BEGIN DATA FOR PROCESSING
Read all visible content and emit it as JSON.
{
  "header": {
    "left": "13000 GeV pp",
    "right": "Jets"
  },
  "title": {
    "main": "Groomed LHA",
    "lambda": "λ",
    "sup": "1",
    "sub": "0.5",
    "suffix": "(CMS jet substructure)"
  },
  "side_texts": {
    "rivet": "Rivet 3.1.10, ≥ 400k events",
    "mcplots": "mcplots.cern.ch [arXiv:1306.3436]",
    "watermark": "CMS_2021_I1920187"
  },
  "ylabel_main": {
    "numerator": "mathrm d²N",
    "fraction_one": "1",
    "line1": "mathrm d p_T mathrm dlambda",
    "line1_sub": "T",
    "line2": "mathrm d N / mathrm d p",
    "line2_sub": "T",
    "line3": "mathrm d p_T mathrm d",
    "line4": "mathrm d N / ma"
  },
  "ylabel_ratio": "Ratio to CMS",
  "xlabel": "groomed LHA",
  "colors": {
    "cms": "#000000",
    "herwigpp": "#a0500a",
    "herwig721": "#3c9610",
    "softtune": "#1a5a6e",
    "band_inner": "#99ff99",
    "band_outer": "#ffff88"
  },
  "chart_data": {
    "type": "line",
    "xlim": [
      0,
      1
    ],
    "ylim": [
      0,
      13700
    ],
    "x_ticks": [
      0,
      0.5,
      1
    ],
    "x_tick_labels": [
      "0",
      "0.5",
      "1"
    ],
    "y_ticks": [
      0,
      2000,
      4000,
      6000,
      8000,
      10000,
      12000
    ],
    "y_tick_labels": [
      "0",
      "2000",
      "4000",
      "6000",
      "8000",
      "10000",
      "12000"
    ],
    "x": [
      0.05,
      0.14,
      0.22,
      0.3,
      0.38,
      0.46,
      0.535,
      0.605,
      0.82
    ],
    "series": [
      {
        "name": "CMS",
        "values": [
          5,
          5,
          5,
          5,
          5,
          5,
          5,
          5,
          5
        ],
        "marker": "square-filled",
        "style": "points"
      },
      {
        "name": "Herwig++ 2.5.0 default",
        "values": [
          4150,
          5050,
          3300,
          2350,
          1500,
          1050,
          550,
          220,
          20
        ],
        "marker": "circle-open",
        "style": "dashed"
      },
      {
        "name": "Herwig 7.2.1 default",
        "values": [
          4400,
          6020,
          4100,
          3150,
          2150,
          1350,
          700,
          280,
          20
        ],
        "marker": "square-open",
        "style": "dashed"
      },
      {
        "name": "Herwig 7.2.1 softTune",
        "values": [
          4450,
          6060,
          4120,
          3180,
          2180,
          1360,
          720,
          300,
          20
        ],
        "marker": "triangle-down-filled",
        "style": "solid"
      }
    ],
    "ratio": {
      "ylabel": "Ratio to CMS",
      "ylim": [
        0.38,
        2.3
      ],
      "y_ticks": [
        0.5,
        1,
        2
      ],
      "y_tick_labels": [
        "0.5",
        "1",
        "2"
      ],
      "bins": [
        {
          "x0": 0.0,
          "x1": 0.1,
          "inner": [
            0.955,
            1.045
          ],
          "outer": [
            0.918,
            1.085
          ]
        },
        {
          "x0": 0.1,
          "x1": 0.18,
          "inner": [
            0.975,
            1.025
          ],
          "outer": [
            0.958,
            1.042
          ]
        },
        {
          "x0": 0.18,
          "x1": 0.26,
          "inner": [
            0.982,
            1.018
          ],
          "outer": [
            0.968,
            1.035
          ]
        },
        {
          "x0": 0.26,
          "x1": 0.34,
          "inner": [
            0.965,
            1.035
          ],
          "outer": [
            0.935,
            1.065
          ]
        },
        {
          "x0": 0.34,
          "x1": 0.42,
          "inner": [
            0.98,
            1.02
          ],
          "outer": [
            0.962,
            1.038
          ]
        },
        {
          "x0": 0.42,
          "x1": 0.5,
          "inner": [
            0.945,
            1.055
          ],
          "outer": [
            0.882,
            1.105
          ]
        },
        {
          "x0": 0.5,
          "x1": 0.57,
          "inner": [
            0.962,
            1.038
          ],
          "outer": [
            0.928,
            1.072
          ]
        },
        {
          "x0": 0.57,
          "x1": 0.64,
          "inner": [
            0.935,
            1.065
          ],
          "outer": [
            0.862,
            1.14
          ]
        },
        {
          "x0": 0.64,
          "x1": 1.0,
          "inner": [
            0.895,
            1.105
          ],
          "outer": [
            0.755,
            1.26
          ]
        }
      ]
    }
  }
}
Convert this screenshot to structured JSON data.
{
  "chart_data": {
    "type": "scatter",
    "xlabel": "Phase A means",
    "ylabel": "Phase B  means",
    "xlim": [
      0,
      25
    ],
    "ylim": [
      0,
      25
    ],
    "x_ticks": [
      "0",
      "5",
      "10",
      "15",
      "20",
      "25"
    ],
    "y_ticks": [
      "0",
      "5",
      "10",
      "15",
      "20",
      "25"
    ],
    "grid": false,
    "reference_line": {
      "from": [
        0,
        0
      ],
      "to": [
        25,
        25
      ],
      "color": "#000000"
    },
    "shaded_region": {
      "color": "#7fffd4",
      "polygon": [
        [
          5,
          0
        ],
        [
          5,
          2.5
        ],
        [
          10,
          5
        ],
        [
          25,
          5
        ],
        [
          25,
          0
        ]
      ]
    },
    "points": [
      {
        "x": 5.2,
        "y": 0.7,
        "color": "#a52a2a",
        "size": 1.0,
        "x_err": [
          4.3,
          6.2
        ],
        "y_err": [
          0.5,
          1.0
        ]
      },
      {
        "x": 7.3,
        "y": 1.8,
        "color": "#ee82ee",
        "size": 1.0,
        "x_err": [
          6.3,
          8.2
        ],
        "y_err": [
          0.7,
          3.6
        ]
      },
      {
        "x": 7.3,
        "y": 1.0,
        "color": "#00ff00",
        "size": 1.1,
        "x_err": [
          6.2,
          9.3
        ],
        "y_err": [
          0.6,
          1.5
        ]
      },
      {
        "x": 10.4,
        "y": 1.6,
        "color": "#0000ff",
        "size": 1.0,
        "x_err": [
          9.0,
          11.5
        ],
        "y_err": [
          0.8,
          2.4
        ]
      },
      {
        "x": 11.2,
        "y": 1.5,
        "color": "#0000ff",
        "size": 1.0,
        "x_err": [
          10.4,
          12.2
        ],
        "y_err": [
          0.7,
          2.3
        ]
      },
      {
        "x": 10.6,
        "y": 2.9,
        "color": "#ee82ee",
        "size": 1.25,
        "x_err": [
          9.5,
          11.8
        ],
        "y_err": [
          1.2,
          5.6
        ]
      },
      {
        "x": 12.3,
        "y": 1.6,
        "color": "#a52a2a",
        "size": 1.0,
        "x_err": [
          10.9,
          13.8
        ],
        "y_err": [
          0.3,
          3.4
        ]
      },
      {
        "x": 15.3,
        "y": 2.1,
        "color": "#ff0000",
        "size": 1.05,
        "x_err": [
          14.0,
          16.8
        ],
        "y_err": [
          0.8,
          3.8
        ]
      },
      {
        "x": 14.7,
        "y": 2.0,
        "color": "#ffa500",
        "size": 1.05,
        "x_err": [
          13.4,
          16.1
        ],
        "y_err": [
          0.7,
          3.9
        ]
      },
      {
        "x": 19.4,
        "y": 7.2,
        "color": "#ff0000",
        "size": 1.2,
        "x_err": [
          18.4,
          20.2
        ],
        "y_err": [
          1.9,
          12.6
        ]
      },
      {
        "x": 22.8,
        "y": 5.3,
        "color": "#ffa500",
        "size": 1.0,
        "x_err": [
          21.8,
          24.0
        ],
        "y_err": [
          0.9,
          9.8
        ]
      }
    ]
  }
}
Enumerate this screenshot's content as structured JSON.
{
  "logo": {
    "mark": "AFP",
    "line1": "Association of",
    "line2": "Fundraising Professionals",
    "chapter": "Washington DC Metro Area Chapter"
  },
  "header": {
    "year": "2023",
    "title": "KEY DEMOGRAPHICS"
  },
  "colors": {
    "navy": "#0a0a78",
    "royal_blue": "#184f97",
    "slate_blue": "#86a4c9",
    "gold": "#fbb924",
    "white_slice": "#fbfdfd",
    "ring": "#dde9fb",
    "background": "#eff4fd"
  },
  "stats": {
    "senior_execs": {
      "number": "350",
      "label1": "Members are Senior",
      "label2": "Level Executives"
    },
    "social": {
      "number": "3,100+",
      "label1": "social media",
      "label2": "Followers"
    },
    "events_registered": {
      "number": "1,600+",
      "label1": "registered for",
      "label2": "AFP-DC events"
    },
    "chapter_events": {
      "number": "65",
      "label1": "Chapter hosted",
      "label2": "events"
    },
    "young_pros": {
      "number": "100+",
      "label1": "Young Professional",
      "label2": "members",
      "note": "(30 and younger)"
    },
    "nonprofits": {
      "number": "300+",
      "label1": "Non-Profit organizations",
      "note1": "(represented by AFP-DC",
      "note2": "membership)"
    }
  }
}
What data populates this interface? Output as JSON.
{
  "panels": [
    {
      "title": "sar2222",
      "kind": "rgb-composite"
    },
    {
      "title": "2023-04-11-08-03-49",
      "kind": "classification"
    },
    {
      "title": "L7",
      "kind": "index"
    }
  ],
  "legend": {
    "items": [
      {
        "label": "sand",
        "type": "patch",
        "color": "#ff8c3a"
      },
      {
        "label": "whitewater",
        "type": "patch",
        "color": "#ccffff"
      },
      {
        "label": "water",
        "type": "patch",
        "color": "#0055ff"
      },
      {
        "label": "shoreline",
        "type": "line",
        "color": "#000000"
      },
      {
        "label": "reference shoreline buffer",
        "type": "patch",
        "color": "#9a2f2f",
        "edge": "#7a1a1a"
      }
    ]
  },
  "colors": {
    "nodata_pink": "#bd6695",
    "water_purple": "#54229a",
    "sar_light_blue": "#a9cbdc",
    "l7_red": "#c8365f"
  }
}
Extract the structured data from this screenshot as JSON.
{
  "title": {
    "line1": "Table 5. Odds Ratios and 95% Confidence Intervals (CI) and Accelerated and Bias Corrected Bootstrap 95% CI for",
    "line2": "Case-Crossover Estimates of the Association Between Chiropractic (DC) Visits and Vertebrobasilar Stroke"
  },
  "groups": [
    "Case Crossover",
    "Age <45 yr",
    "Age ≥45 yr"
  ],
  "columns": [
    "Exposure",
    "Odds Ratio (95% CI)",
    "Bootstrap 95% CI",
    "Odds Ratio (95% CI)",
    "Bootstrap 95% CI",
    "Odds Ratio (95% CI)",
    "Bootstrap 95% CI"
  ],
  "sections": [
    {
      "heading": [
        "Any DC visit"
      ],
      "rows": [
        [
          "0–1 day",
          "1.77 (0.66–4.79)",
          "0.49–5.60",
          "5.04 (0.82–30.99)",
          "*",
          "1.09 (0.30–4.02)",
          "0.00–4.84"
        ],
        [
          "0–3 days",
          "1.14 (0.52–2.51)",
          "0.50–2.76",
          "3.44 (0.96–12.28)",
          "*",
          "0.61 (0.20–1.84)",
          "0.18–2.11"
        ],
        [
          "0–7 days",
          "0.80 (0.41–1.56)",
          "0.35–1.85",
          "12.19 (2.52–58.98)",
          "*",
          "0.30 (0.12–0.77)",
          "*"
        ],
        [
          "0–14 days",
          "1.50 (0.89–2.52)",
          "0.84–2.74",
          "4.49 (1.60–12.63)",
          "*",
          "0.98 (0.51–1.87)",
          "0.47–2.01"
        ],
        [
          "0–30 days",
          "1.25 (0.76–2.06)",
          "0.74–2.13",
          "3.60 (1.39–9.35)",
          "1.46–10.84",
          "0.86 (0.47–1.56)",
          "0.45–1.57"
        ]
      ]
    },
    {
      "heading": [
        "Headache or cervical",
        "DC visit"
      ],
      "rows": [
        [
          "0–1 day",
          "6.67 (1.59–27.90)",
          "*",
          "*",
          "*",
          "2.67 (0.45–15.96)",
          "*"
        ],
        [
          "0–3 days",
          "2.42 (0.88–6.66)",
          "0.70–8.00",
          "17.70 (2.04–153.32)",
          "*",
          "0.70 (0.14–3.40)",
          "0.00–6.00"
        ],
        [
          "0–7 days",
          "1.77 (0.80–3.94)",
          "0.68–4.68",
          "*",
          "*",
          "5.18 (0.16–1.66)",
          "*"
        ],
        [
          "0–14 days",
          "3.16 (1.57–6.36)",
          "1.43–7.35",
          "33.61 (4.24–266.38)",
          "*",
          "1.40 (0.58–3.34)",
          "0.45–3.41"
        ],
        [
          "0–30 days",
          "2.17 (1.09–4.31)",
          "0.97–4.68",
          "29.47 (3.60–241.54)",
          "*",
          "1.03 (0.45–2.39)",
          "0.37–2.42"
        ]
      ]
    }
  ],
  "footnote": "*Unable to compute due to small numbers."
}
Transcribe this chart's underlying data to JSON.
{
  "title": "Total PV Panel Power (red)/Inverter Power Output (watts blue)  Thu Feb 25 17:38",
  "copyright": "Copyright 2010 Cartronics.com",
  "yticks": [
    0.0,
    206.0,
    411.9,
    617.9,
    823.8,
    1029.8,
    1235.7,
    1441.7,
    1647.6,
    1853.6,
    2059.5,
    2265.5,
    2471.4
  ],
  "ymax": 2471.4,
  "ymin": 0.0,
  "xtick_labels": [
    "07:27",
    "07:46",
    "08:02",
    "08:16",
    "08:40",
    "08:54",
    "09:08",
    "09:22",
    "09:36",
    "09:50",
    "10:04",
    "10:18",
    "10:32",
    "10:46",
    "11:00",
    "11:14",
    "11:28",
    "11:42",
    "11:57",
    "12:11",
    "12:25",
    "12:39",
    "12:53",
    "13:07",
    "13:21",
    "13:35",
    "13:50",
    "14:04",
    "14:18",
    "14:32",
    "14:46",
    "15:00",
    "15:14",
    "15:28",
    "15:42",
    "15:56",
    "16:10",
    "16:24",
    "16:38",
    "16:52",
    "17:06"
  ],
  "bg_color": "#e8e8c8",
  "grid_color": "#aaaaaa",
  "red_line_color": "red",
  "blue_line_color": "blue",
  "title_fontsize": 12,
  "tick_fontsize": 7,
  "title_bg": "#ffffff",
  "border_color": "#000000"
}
END DATA FOR PROCESSING
## SHORT PROBLEM
Report only the number of lines that hold the string "open" in this listing.

## ANSWER TO THE TASK
2